Task objective
The records below are to be quoted in full; please keep every word exact.

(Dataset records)
● ● ●

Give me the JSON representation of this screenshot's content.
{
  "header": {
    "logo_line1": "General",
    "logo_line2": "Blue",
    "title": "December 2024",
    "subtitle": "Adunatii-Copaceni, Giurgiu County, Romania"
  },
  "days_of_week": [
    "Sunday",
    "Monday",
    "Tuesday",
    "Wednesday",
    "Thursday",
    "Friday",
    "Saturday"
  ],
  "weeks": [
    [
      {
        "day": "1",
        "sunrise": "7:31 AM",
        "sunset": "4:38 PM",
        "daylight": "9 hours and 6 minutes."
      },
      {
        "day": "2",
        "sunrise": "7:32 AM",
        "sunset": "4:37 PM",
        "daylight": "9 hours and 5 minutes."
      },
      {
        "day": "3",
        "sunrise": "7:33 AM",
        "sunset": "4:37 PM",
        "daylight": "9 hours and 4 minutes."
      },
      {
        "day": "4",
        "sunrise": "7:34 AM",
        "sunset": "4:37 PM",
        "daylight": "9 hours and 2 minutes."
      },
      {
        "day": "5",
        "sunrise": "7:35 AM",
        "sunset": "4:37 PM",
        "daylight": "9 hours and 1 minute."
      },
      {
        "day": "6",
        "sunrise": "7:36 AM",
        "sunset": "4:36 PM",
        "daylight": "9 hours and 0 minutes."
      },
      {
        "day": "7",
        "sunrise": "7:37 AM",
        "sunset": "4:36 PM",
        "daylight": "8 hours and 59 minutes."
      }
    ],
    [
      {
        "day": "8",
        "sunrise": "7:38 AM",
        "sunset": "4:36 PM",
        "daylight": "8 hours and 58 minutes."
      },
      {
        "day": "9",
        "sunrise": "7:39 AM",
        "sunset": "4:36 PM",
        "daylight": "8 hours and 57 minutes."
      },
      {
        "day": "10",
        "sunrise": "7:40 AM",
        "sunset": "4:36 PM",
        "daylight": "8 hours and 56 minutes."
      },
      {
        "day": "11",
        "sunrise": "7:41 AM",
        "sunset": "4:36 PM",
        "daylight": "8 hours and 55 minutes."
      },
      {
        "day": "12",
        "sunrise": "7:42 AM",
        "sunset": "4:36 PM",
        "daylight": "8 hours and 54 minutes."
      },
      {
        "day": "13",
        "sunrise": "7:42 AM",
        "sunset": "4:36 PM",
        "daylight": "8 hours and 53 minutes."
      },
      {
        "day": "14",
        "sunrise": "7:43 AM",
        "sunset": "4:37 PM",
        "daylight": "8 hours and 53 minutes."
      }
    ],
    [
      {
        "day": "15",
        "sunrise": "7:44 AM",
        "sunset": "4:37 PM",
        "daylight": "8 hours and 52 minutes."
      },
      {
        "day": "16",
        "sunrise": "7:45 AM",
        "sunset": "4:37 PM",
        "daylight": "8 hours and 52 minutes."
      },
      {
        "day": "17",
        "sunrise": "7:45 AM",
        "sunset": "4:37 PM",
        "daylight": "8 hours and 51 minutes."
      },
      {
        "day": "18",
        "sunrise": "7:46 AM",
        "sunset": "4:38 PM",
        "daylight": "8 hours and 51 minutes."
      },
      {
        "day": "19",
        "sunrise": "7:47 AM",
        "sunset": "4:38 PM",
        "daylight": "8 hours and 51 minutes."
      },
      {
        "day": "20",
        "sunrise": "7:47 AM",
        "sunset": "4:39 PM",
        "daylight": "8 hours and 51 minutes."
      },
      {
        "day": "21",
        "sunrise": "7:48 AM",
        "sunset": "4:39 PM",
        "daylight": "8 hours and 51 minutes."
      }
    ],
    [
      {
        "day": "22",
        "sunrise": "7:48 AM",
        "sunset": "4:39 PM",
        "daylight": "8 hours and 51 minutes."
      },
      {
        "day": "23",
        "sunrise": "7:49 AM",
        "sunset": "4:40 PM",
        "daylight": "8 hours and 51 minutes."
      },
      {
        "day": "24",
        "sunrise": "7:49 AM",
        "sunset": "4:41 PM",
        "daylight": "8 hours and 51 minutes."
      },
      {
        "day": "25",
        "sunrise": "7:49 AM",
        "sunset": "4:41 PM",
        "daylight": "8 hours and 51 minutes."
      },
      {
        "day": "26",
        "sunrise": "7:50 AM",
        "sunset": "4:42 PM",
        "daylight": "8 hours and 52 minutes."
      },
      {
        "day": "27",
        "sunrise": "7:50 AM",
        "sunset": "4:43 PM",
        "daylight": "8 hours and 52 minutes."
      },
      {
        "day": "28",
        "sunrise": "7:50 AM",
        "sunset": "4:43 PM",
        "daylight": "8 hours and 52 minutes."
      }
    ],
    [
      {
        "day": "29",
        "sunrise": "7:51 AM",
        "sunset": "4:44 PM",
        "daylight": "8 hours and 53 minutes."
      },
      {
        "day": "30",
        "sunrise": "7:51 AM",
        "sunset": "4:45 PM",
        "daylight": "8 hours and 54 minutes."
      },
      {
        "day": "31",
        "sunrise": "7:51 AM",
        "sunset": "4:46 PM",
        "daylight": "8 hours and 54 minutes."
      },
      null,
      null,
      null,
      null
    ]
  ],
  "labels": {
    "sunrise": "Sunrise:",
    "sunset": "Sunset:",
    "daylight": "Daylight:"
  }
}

● ● ●

Task solution
Give me the JSON representation of this screenshot's content.
{
  "header": {
    "logo_line1": "General",
    "logo_line2": "Blue",
    "title": "December 2024",
    "subtitle": "Adunatii-Copaceni, Giurgiu County, Romania"
  },
  "days_of_week": [
    "Sunday",
    "Monday",
    "Tuesday",
    "Wednesday",
    "Thursday",
    "Friday",
    "Saturday"
  ],
  "weeks": [
    [
      {
        "day": "1",
        "sunrise": "7:31 AM",
        "sunset": "4:38 PM",
        "daylight": "9 hours and 6 minutes."
      },
      {
        "day": "2",
        "sunrise": "7:32 AM",
        "sunset": "4:37 PM",
        "daylight": "9 hours and 5 minutes."
      },
      {
        "day": "3",
        "sunrise": "7:33 AM",
        "sunset": "4:37 PM",
        "daylight": "9 hours and 4 minutes."
      },
      {
        "day": "4",
        "sunrise": "7:34 AM",
        "sunset": "4:37 PM",
        "daylight": "9 hours and 2 minutes."
      },
      {
        "day": "5",
        "sunrise": "7:35 AM",
        "sunset": "4:37 PM",
        "daylight": "9 hours and 1 minute."
      },
      {
        "day": "6",
        "sunrise": "7:36 AM",
        "sunset": "4:36 PM",
        "daylight": "9 hours and 0 minutes."
      },
      {
        "day": "7",
        "sunrise": "7:37 AM",
        "sunset": "4:36 PM",
        "daylight": "8 hours and 59 minutes."
      }
    ],
    [
      {
        "day": "8",
        "sunrise": "7:38 AM",
        "sunset": "4:36 PM",
        "daylight": "8 hours and 58 minutes."
      },
      {
        "day": "9",
        "sunrise": "7:39 AM",
        "sunset": "4:36 PM",
        "daylight": "8 hours and 57 minutes."
      },
      {
        "day": "10",
        "sunrise": "7:40 AM",
        "sunset": "4:36 PM",
        "daylight": "8 hours and 56 minutes."
      },
      {
        "day": "11",
        "sunrise": "7:41 AM",
        "sunset": "4:36 PM",
        "daylight": "8 hours and 55 minutes."
      },
      {
        "day": "12",
        "sunrise": "7:42 AM",
        "sunset": "4:36 PM",
        "daylight": "8 hours and 54 minutes."
      },
      {
        "day": "13",
        "sunrise": "7:42 AM",
        "sunset": "4:36 PM",
        "daylight": "8 hours and 53 minutes."
      },
      {
        "day": "14",
        "sunrise": "7:43 AM",
        "sunset": "4:37 PM",
        "daylight": "8 hours and 53 minutes."
      }
    ],
    [
      {
        "day": "15",
        "sunrise": "7:44 AM",
        "sunset": "4:37 PM",
        "daylight": "8 hours and 52 minutes."
      },
      {
        "day": "16",
        "sunrise": "7:45 AM",
        "sunset": "4:37 PM",
        "daylight": "8 hours and 52 minutes."
      },
      {
        "day": "17",
        "sunrise": "7:45 AM",
        "sunset": "4:37 PM",
        "daylight": "8 hours and 51 minutes."
      },
      {
        "day": "18",
        "sunrise": "7:46 AM",
        "sunset": "4:38 PM",
        "daylight": "8 hours and 51 minutes."
      },
      {
        "day": "19",
        "sunrise": "7:47 AM",
        "sunset": "4:38 PM",
        "daylight": "8 hours and 51 minutes."
      },
      {
        "day": "20",
        "sunrise": "7:47 AM",
        "sunset": "4:39 PM",
        "daylight": "8 hours and 51 minutes."
      },
      {
        "day": "21",
        "sunrise": "7:48 AM",
        "sunset": "4:39 PM",
        "daylight": "8 hours and 51 minutes."
      }
    ],
    [
      {
        "day": "22",
        "sunrise": "7:48 AM",
        "sunset": "4:39 PM",
        "daylight": "8 hours and 51 minutes."
      },
      {
        "day": "23",
        "sunrise": "7:49 AM",
        "sunset": "4:40 PM",
        "daylight": "8 hours and 51 minutes."
      },
      {
        "day": "24",
        "sunrise": "7:49 AM",
        "sunset": "4:41 PM",
        "daylight": "8 hours and 51 minutes."
      },
      {
        "day": "25",
        "sunrise": "7:49 AM",
        "sunset": "4:41 PM",
        "daylight": "8 hours and 51 minutes."
      },
      {
        "day": "26",
        "sunrise": "7:50 AM",
        "sunset": "4:42 PM",
        "daylight": "8 hours and 52 minutes."
      },
      {
        "day": "27",
        "sunrise": "7:50 AM",
        "sunset": "4:43 PM",
        "daylight": "8 hours and 52 minutes."
      },
      {
        "day": "28",
        "sunrise": "7:50 AM",
        "sunset": "4:43 PM",
        "daylight": "8 hours and 52 minutes."
      }
    ],
    [
      {
        "day": "29",
        "sunrise": "7:51 AM",
        "sunset": "4:44 PM",
        "daylight": "8 hours and 53 minutes."
      },
      {
        "day": "30",
        "sunrise": "7:51 AM",
        "sunset": "4:45 PM",
        "daylight": "8 hours and 54 minutes."
      },
      {
        "day": "31",
        "sunrise": "7:51 AM",
        "sunset": "4:46 PM",
        "daylight": "8 hours and 54 minutes."
      },
      null,
      null,
      null,
      null
    ]
  ],
  "labels": {
    "sunrise": "Sunrise:",
    "sunset": "Sunset:",
    "daylight": "Daylight:"
  }
}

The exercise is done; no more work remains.